- _Exercise goal_
In the response, each entry below should appear again exactly as given.

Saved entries
*** Block opens ***

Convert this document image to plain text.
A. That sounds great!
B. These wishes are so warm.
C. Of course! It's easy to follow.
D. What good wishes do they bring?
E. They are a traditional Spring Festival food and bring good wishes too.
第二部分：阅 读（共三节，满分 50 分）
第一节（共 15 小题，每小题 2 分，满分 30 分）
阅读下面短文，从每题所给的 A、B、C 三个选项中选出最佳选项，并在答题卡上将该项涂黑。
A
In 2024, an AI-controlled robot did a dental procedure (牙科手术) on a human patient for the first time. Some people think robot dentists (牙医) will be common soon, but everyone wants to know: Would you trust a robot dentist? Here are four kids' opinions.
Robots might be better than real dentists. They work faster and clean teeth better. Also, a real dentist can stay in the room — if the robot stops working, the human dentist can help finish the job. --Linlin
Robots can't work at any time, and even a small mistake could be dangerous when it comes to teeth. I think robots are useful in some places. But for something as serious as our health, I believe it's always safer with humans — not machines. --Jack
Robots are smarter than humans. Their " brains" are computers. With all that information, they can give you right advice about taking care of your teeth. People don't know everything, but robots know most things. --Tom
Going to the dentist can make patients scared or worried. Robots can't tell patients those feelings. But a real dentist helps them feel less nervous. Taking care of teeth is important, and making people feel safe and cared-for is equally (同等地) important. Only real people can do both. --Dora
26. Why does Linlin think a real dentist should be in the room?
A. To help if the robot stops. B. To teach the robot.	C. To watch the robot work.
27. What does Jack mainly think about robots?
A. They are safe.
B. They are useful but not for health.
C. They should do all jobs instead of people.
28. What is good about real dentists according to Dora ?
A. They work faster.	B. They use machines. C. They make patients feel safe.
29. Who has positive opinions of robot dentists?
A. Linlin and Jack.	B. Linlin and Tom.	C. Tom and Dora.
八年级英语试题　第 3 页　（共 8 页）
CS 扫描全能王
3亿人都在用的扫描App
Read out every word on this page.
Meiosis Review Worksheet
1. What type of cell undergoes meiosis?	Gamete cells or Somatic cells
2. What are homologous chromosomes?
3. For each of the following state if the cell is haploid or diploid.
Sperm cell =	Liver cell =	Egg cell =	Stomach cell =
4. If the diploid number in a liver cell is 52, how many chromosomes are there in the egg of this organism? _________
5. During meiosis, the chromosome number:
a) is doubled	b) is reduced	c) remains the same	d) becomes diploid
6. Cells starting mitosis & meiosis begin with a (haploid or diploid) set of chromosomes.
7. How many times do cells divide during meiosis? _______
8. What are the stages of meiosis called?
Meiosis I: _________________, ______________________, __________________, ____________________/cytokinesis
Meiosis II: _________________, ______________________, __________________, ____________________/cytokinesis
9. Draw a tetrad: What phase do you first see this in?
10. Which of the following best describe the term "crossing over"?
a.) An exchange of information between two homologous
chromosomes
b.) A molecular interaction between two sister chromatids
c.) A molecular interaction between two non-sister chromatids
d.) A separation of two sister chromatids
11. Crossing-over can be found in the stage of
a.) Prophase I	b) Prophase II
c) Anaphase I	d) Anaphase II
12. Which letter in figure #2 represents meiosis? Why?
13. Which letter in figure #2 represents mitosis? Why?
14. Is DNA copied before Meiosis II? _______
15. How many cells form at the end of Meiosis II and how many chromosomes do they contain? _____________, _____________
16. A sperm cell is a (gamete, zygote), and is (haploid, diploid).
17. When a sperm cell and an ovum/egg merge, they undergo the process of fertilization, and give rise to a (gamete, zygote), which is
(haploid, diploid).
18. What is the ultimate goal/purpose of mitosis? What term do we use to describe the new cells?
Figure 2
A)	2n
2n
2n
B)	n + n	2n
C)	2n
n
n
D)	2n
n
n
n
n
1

*** Block closes ***

- _Answer for the task_
Convert this document image to plain text.
A. That sounds great!
B. These wishes are so warm.
C. Of course! It's easy to follow.
D. What good wishes do they bring?
E. They are a traditional Spring Festival food and bring good wishes too.
第二部分：阅 读（共三节，满分 50 分）
第一节（共 15 小题，每小题 2 分，满分 30 分）
阅读下面短文，从每题所给的 A、B、C 三个选项中选出最佳选项，并在答题卡上将该项涂黑。
A
In 2024, an AI-controlled robot did a dental procedure (牙科手术) on a human patient for the first time. Some people think robot dentists (牙医) will be common soon, but everyone wants to know: Would you trust a robot dentist? Here are four kids' opinions.
Robots might be better than real dentists. They work faster and clean teeth better. Also, a real dentist can stay in the room — if the robot stops working, the human dentist can help finish the job. --Linlin
Robots can't work at any time, and even a small mistake could be dangerous when it comes to teeth. I think robots are useful in some places. But for something as serious as our health, I believe it's always safer with humans — not machines. --Jack
Robots are smarter than humans. Their " brains" are computers. With all that information, they can give you right advice about taking care of your teeth. People don't know everything, but robots know most things. --Tom
Going to the dentist can make patients scared or worried. Robots can't tell patients those feelings. But a real dentist helps them feel less nervous. Taking care of teeth is important, and making people feel safe and cared-for is equally (同等地) important. Only real people can do both. --Dora
26. Why does Linlin think a real dentist should be in the room?
A. To help if the robot stops. B. To teach the robot.	C. To watch the robot work.
27. What does Jack mainly think about robots?
A. They are safe.
B. They are useful but not for health.
C. They should do all jobs instead of people.
28. What is good about real dentists according to Dora ?
A. They work faster.	B. They use machines. C. They make patients feel safe.
29. Who has positive opinions of robot dentists?
A. Linlin and Jack.	B. Linlin and Tom.	C. Tom and Dora.
八年级英语试题　第 3 页　（共 8 页）
CS 扫描全能王
3亿人都在用的扫描App
Read out every word on this page.
Meiosis Review Worksheet
1. What type of cell undergoes meiosis?	Gamete cells or Somatic cells
2. What are homologous chromosomes?
3. For each of the following state if the cell is haploid or diploid.
Sperm cell =	Liver cell =	Egg cell =	Stomach cell =
4. If the diploid number in a liver cell is 52, how many chromosomes are there in the egg of this organism? _________
5. During meiosis, the chromosome number:
a) is doubled	b) is reduced	c) remains the same	d) becomes diploid
6. Cells starting mitosis & meiosis begin with a (haploid or diploid) set of chromosomes.
7. How many times do cells divide during meiosis? _______
8. What are the stages of meiosis called?
Meiosis I: _________________, ______________________, __________________, ____________________/cytokinesis
Meiosis II: _________________, ______________________, __________________, ____________________/cytokinesis
9. Draw a tetrad: What phase do you first see this in?
10. Which of the following best describe the term "crossing over"?
a.) An exchange of information between two homologous
chromosomes
b.) A molecular interaction between two sister chromatids
c.) A molecular interaction between two non-sister chromatids
d.) A separation of two sister chromatids
11. Crossing-over can be found in the stage of
a.) Prophase I	b) Prophase II
c) Anaphase I	d) Anaphase II
12. Which letter in figure #2 represents meiosis? Why?
13. Which letter in figure #2 represents mitosis? Why?
14. Is DNA copied before Meiosis II? _______
15. How many cells form at the end of Meiosis II and how many chromosomes do they contain? _____________, _____________
16. A sperm cell is a (gamete, zygote), and is (haploid, diploid).
17. When a sperm cell and an ovum/egg merge, they undergo the process of fertilization, and give rise to a (gamete, zygote), which is
(haploid, diploid).
18. What is the ultimate goal/purpose of mitosis? What term do we use to describe the new cells?
Figure 2
A)	2n
2n
2n
B)	n + n	2n
C)	2n
n
n
D)	2n
n
n
n
n
1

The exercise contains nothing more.